_EXERCISE DESCRIPTION_
Quote the news article on the RTÉ Tubridy payments crisis word for word, from "As RTÉ struggles" to "culture at Montrose.".

_EXCERPTED TEXT_
As RTÉ struggles to contain fallout from the crisis around the hidden payments to its highest earner, Ryan Tubridy, a fractious committee hearing in Leinster House shows the national broadcaster has mountains still to climb before it can regain public confidence.
In a four-hour grilling before the Oireachtas arts and media committee, only a limited amount of new information came to light about the disastrous sequence of events that has led RTÉ into its biggest crisis for decades. As the affair enters its second week, the sense that the organisation is facing a profound challenge was palpable.
“It is shocking. This is just a complete lapse of governance,” said RTÉ chairwoman Siún Ní Raghallaigh, noting she has come to lack confidence in the culture at Montrose.
That can be no surprise. The affair has claimed the head of RTÉ's top executive, director general (DG) Dee Forbes. Tubridy’s early return to the airwaves seems increasingly unlikely. A wide-ranging Government review of RTÉ is set to prolong public scrutiny of the organisation for many months to come.

_RECORDS PROVIDED_
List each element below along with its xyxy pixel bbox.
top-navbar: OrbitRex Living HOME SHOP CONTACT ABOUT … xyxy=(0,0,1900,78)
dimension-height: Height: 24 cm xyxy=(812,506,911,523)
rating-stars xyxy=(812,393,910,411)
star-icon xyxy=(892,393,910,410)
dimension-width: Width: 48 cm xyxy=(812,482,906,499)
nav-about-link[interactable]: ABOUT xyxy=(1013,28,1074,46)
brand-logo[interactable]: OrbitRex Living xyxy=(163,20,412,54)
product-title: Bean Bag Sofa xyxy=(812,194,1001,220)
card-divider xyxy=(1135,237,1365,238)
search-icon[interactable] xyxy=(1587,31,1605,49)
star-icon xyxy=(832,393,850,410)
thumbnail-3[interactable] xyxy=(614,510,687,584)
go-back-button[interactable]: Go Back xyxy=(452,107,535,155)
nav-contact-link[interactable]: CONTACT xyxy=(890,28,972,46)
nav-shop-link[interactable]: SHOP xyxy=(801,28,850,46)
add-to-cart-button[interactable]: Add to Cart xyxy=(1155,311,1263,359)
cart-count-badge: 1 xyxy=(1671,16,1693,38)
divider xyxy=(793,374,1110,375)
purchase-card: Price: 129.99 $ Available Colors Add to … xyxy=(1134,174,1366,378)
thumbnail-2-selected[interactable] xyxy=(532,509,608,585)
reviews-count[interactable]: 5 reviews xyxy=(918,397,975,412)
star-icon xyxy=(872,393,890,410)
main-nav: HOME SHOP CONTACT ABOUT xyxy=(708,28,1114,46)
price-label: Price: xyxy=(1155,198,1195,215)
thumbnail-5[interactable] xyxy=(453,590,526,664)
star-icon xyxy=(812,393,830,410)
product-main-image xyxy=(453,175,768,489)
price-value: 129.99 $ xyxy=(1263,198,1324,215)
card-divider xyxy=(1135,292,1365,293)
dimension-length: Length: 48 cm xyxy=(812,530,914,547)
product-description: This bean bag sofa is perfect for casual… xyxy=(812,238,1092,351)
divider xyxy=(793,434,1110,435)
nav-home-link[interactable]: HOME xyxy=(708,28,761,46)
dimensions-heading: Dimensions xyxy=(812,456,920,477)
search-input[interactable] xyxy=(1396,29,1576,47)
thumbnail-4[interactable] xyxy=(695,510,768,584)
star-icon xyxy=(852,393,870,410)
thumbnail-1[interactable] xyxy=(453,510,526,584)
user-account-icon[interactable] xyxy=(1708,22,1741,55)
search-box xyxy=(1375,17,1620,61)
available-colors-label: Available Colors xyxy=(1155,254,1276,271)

_THE COMPLETED TASK_
As RTÉ struggles to contain fallout from the crisis around the hidden payments to its highest earner, Ryan Tubridy, a fractious committee hearing in Leinster House shows the national broadcaster has mountains still to climb before it can regain public confidence.
In a four-hour grilling before the Oireachtas arts and media committee, only a limited amount of new information came to light about the disastrous sequence of events that has led RTÉ into its biggest crisis for decades. As the affair enters its second week, the sense that the organisation is facing a profound challenge was palpable.
“It is shocking. This is just a complete lapse of governance,” said RTÉ chairwoman Siún Ní Raghallaigh, noting she has come to lack confidence in the culture at Montrose.